Identify the lines that contain the word "media" and copy each one.

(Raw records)
(begin)

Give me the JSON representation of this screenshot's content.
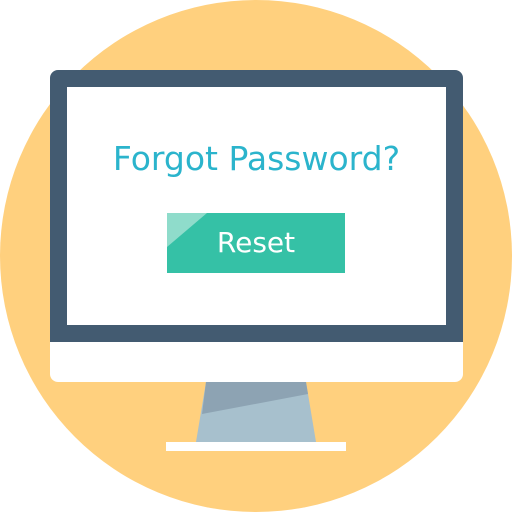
{
  "screen": {
    "title": "Forgot Password?",
    "reset_label": "Reset"
  },
  "colors": {
    "background_circle": "#FFD07E",
    "monitor_frame": "#435B71",
    "screen": "#FFFFFF",
    "title_text": "#2BB4CC",
    "button": "#35C1A6",
    "button_highlight": "#8FDCCB",
    "stand_light": "#A7C0CD",
    "stand_dark": "#8DA3B3"
  },
  "icons": {
    "monitor": "desktop-monitor-icon"
  }
}
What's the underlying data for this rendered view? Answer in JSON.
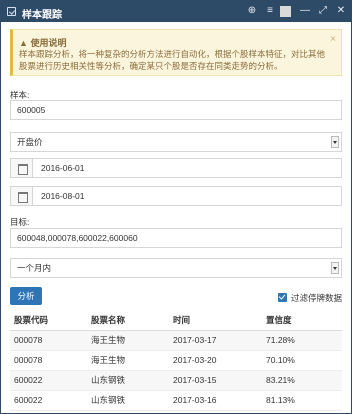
{
  "window": {
    "title": "样本跟踪",
    "icons": [
      "check-square-icon",
      "zoom-icon",
      "settings-icon",
      "color-square-icon",
      "minimize-icon",
      "maximize-icon",
      "close-icon"
    ]
  },
  "alert": {
    "title": "使用说明",
    "body": "样本跟踪分析，将一种复杂的分析方法进行自动化，根据个股样本特征，对比其他股票进行历史相关性等分析，确定某只个股是否存在同类走势的分析。",
    "close": "×",
    "warning_color": "#8a6d3b"
  },
  "form": {
    "sample_label": "样本:",
    "sample_value": "600005",
    "price_select": "开盘价",
    "start_date": "2016-06-01",
    "end_date": "2016-08-01",
    "target_label": "目标:",
    "target_value": "600048,000078,600022,600060",
    "period_select": "一个月内"
  },
  "actions": {
    "analyze_label": "分析",
    "filter_label": "过滤停牌数据",
    "filter_checked": true,
    "accent": "#2f75b5"
  },
  "table": {
    "headers": [
      "股票代码",
      "股票名称",
      "时间",
      "置信度"
    ],
    "rows": [
      [
        "000078",
        "海王生物",
        "2017-03-17",
        "71.28%"
      ],
      [
        "000078",
        "海王生物",
        "2017-03-20",
        "70.10%"
      ],
      [
        "600022",
        "山东钢铁",
        "2017-03-15",
        "83.21%"
      ],
      [
        "600022",
        "山东钢铁",
        "2017-03-16",
        "81.13%"
      ]
    ]
  }
}
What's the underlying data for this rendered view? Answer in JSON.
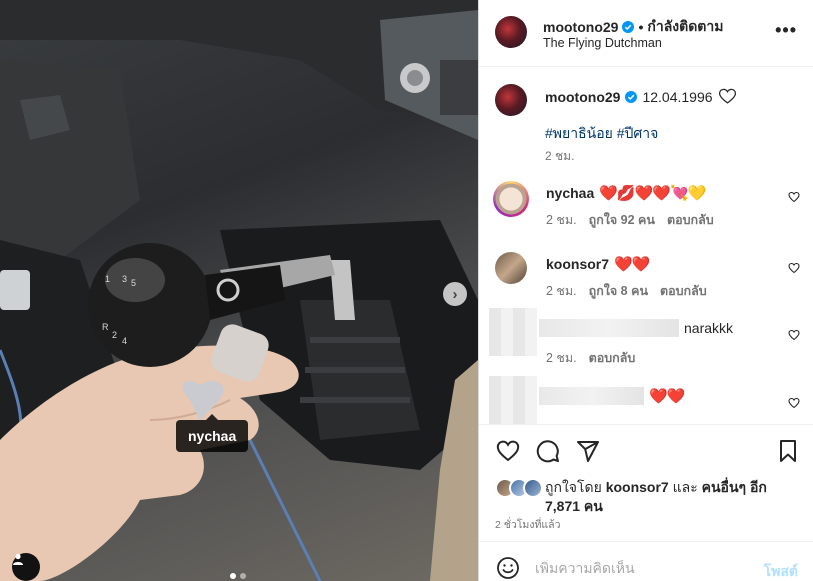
{
  "media": {
    "tag_label": "nychaa",
    "next_icon": "chevron-right-icon",
    "shift_pattern": [
      "1",
      "3",
      "5",
      "2",
      "4",
      "R"
    ]
  },
  "header": {
    "username": "mootono29",
    "separator": "•",
    "follow_label": "กำลังติดตาม",
    "subtitle": "The Flying Dutchman",
    "more_label": "•••"
  },
  "caption": {
    "username": "mootono29",
    "text": "12.04.1996",
    "hashtags": "#พยาธิน้อย #ปีศาจ",
    "time": "2 ชม."
  },
  "comments": [
    {
      "username": "nychaa",
      "text": "❤️💋❤️❤️💘💛",
      "time": "2 ชม.",
      "likes": "ถูกใจ 92 คน",
      "reply": "ตอบกลับ"
    },
    {
      "username": "koonsor7",
      "text": "❤️❤️",
      "time": "2 ชม.",
      "likes": "ถูกใจ 8 คน",
      "reply": "ตอบกลับ"
    },
    {
      "username": "",
      "text": "narakkk",
      "time": "2 ชม.",
      "likes": "",
      "reply": "ตอบกลับ"
    },
    {
      "username": "",
      "text": "❤️❤️",
      "time": "",
      "likes": "",
      "reply": ""
    }
  ],
  "likes": {
    "prefix": "ถูกใจโดย",
    "user": "koonsor7",
    "middle": "และ",
    "others": "คนอื่นๆ อีก 7,871 คน"
  },
  "posted": "2 ชั่วโมงที่แล้ว",
  "add_comment": {
    "placeholder": "เพิ่มความคิดเห็น",
    "post_label": "โพสต์"
  },
  "colors": {
    "verified": "#0095f6",
    "link": "#00376b",
    "muted": "#737373",
    "post_disabled": "#b2dffc"
  }
}
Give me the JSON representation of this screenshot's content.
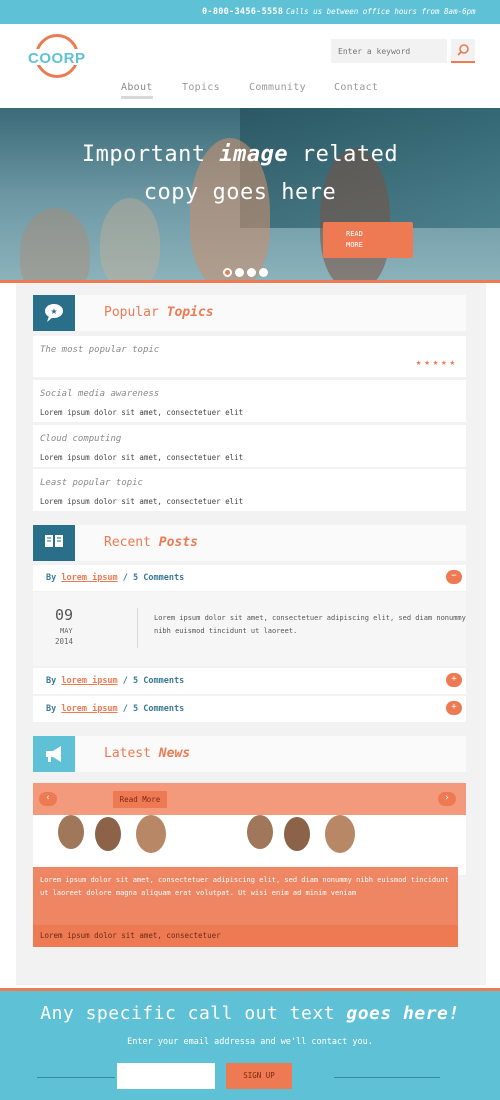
{
  "topbar": {
    "phone": "0-800-3456-5558",
    "hours": "Calls us between office hours from 8am-6pm"
  },
  "logo": {
    "text": "COORP"
  },
  "search": {
    "placeholder": "Enter a keyword"
  },
  "nav": [
    {
      "label": "About",
      "active": true
    },
    {
      "label": "Topics",
      "active": false
    },
    {
      "label": "Community",
      "active": false
    },
    {
      "label": "Contact",
      "active": false
    }
  ],
  "hero": {
    "title_part1": "Important",
    "title_emphasis": "image",
    "title_part2": "related",
    "title_line2": "copy goes here",
    "read_more_line1": "READ",
    "read_more_line2": "MORE",
    "slides_count": 4,
    "active_slide": 1
  },
  "popular": {
    "title": "Popular",
    "title_emphasis": "Topics",
    "items": [
      {
        "title": "The most popular topic",
        "desc": "",
        "stars": "★★★★★"
      },
      {
        "title": "Social media awareness",
        "desc": "Lorem ipsum dolor sit amet, consectetuer elit"
      },
      {
        "title": "Cloud computing",
        "desc": "Lorem ipsum dolor sit amet, consectetuer elit"
      },
      {
        "title": "Least popular topic",
        "desc": "Lorem ipsum dolor sit amet, consectetuer elit"
      }
    ]
  },
  "recent": {
    "title": "Recent",
    "title_emphasis": "Posts",
    "posts": [
      {
        "by": "By",
        "author": "lorem ipsum",
        "comments": "/ 5 Comments",
        "btn": "−"
      },
      {
        "by": "By",
        "author": "lorem ipsum",
        "comments": "/ 5 Comments",
        "btn": "+"
      },
      {
        "by": "By",
        "author": "lorem ipsum",
        "comments": "/ 5 Comments",
        "btn": "+"
      }
    ],
    "expanded": {
      "day": "09",
      "month": "MAY",
      "year": "2014",
      "text": "Lorem ipsum dolor sit amet, consectetuer adipiscing elit, sed diam nonummy nibh euismod tincidunt ut laoreet."
    }
  },
  "news": {
    "title": "Latest",
    "title_emphasis": "News",
    "read_more": "Read More",
    "prev": "‹",
    "next": "›",
    "caption": "Lorem ipsum dolor sit amet, consectetuer adipiscing elit, sed diam nonummy nibh euismod tincidunt ut laoreet dolore magna aliquam erat volutpat. Ut wisi enim ad minim veniam",
    "footer": "Lorem ipsum dolor sit amet, consectetuer"
  },
  "cta": {
    "title_part1": "Any specific call out text",
    "title_emphasis": "goes here!",
    "subtitle": "Enter your email addressa and we'll contact you.",
    "button": "SIGN UP"
  },
  "colors": {
    "accent": "#ee7a53",
    "primary": "#5fc1d6",
    "dark_teal": "#2a6f8a"
  }
}
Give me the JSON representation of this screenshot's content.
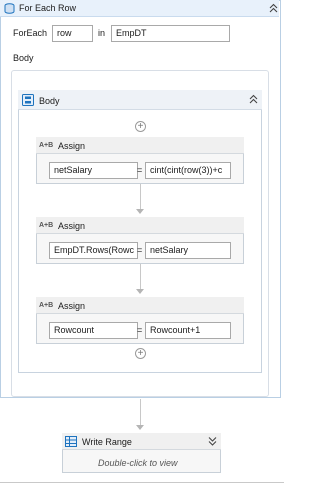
{
  "foreach": {
    "title": "For Each Row",
    "foreach_label": "ForEach",
    "row_value": "row",
    "in_label": "in",
    "table_value": "EmpDT",
    "body_label": "Body"
  },
  "sequence": {
    "title": "Body"
  },
  "assigns": [
    {
      "title": "Assign",
      "to": "netSalary",
      "value": "cint(cint(row(3))+c"
    },
    {
      "title": "Assign",
      "to": "EmpDT.Rows(Rowc",
      "value": "netSalary"
    },
    {
      "title": "Assign",
      "to": "Rowcount",
      "value": "Rowcount+1"
    }
  ],
  "write_range": {
    "title": "Write Range",
    "hint": "Double-click to view"
  },
  "icons": {
    "assign_badge": "A+B",
    "collapse": "collapse-chevrons-icon",
    "expand": "expand-chevrons-icon",
    "add": "plus-circle-icon",
    "foreach": "database-icon",
    "sequence": "sequence-icon",
    "excel": "table-icon"
  },
  "colors": {
    "header_bg": "#e8f1fb",
    "border": "#b9cfe4",
    "accent": "#1e73be"
  }
}
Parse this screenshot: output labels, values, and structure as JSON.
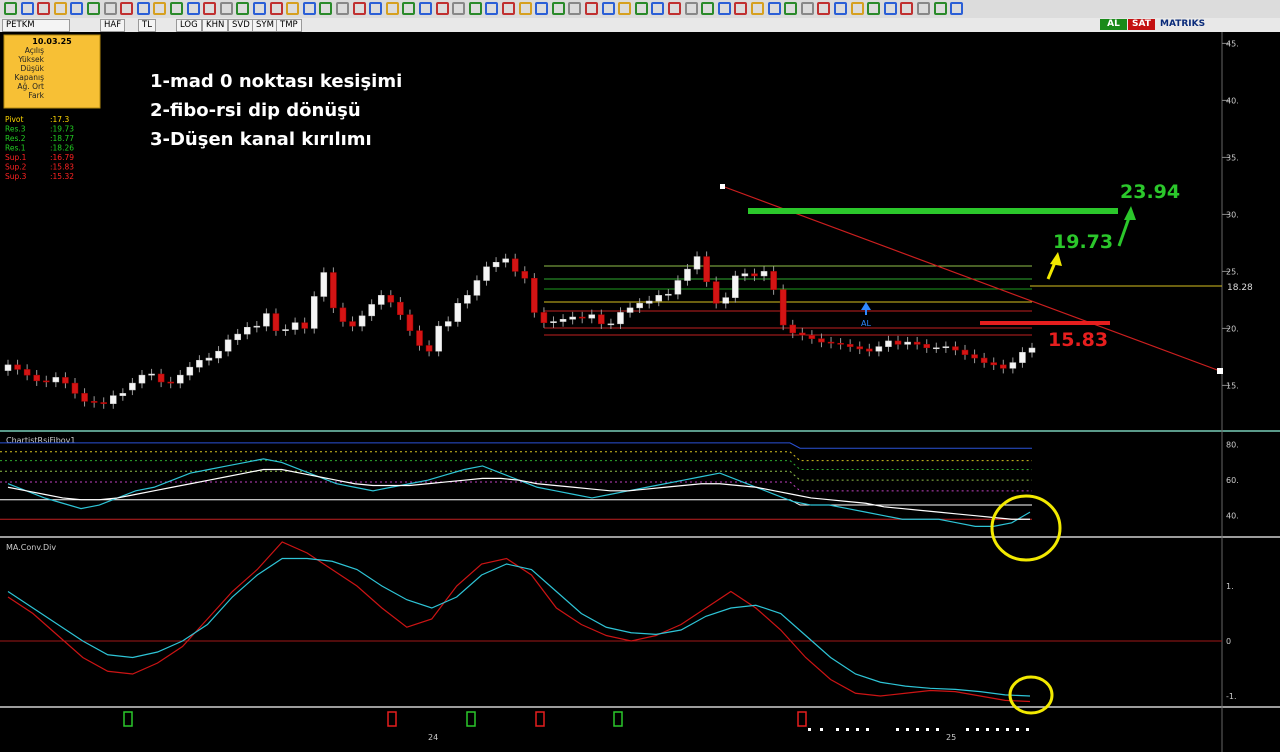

(end)

> Solved exercise:
  "media": {
        "title": "Social media awareness",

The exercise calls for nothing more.